▸ **Requirement**
Wherever a line holds the string "code", copy that line.

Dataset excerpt
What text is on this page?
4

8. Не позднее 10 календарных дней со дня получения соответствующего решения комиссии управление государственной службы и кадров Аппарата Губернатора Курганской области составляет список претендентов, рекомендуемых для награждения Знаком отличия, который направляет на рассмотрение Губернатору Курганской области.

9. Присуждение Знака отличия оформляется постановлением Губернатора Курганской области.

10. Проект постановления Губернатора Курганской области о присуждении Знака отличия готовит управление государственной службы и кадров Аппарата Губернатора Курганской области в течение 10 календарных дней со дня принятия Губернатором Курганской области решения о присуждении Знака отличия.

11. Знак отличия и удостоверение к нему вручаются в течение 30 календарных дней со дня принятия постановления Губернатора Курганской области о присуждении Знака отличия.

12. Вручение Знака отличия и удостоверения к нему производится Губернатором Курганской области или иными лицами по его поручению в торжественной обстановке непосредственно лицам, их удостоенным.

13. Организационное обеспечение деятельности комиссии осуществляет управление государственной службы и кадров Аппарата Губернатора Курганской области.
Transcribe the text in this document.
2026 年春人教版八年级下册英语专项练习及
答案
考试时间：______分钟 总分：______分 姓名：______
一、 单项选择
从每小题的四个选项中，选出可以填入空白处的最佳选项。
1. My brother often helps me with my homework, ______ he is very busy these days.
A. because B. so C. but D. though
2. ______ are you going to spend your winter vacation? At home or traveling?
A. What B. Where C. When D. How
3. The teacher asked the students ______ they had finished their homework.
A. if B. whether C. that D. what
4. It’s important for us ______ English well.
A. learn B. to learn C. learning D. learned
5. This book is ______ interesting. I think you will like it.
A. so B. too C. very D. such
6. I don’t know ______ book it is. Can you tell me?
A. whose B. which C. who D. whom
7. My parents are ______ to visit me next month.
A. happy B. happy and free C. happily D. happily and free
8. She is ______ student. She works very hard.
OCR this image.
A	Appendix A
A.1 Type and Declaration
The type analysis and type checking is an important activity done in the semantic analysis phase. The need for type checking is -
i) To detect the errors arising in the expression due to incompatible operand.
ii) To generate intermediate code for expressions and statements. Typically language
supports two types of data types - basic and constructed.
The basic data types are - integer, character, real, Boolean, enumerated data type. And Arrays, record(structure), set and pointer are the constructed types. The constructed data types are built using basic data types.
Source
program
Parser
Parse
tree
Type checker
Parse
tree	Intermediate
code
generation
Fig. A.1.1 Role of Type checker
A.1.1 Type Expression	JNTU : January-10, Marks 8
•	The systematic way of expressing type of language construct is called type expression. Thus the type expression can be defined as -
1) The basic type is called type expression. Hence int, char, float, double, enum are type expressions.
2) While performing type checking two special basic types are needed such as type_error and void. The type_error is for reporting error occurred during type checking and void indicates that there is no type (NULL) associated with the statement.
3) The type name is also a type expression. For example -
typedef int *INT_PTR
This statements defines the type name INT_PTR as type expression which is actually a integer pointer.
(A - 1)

▸ **Solution to this exercise**
ii) To generate intermediate code for expressions and statements. Typically language
code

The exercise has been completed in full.